::: RECORDS PROVIDED :::
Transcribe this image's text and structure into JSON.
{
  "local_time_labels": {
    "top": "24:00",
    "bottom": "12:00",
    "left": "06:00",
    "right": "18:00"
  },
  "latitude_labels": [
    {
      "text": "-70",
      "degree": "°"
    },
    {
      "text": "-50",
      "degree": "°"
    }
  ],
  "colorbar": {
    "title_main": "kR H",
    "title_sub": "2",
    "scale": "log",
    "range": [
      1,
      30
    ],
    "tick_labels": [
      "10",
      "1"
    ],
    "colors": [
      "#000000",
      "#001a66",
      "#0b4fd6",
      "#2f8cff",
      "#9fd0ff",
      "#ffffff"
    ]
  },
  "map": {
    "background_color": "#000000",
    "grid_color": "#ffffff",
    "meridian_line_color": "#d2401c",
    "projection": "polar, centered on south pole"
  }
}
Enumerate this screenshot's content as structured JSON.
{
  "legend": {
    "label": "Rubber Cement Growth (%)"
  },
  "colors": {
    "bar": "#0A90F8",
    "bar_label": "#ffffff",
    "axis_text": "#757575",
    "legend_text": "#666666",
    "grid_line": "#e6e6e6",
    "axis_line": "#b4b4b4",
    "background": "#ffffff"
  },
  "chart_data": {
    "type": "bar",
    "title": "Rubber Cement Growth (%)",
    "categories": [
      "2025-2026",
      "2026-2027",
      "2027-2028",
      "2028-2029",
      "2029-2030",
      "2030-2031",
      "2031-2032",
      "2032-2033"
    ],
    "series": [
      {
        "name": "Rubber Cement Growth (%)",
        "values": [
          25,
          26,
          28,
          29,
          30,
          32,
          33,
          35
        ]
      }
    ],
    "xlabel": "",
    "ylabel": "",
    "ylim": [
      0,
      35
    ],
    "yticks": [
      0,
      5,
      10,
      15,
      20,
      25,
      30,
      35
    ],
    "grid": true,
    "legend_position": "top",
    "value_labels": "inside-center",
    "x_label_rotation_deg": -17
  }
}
:::
### WRITTEN PROBLEM
Extract each line holding the word "JSON" from the records.

### FULL OUTPUT
Transcribe this image's text and structure into JSON.
Enumerate this screenshot's content as structured JSON.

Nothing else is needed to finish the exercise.